PROBLEM TO SOLVE
Find and copy lines holding "pháp".

DATASET ENTRIES
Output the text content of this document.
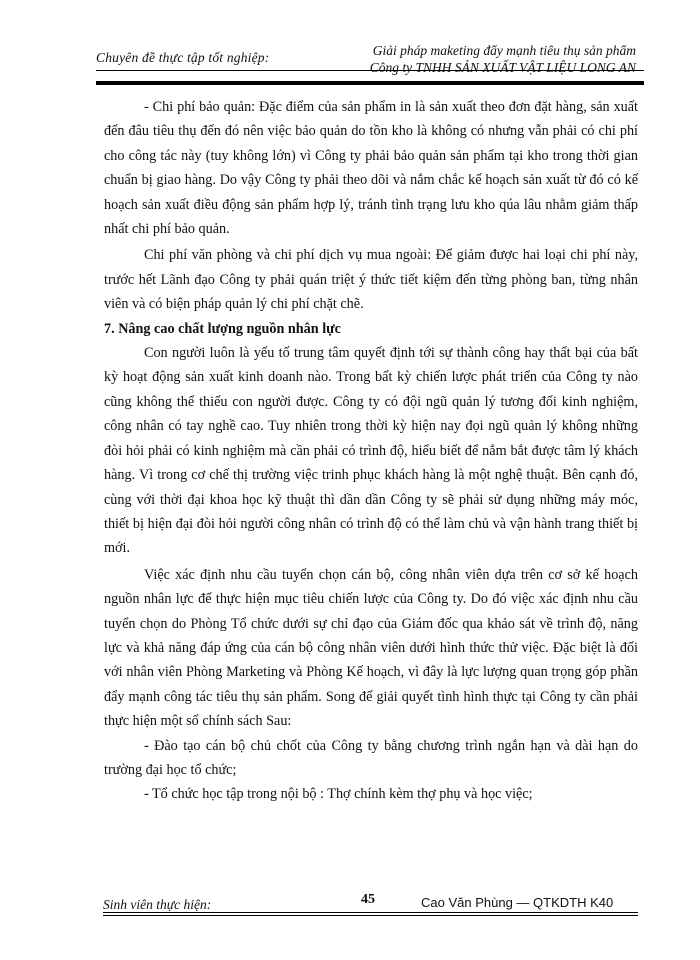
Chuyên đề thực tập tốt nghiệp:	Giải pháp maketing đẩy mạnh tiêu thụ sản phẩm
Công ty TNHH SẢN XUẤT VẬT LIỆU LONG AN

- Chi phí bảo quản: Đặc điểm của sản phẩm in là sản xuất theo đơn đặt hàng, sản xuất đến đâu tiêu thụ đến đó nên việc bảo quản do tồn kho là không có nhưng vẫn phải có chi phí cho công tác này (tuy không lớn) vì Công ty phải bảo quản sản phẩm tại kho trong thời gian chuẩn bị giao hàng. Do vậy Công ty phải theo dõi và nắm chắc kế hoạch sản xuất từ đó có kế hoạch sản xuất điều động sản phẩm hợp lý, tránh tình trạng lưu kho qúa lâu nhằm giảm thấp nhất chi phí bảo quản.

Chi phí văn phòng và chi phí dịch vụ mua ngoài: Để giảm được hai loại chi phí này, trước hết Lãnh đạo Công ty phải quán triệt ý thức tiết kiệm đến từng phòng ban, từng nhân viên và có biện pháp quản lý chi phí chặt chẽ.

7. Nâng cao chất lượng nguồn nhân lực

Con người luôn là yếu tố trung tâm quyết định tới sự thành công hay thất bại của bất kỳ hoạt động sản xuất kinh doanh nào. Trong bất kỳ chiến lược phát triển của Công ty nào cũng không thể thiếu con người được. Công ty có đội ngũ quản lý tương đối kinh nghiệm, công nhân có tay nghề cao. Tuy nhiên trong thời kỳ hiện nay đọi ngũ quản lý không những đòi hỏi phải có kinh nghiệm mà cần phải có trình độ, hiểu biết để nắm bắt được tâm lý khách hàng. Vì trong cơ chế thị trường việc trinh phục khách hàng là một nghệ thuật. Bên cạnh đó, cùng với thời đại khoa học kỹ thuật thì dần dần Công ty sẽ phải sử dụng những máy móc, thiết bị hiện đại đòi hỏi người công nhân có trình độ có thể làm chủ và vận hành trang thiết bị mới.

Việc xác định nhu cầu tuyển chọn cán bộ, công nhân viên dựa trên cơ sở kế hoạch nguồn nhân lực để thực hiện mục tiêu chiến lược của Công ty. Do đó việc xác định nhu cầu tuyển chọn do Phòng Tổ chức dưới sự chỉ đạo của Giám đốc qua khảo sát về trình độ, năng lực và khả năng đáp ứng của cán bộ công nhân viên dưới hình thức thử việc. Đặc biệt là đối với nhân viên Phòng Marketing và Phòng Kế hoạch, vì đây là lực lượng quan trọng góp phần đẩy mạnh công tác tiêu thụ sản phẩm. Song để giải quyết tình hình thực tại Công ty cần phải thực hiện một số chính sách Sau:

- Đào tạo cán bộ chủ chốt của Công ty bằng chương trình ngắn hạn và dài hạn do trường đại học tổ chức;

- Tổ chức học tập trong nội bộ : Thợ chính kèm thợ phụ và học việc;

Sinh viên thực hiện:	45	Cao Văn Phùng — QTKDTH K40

WRITTEN RESPONSE
Chuyên đề thực tập tốt nghiệp:	Giải pháp maketing đẩy mạnh tiêu thụ sản phẩm
Chi phí văn phòng và chi phí dịch vụ mua ngoài: Để giảm được hai loại chi phí này, trước hết Lãnh đạo Công ty phải quán triệt ý thức tiết kiệm đến từng phòng ban, từng nhân viên và có biện pháp quản lý chi phí chặt chẽ.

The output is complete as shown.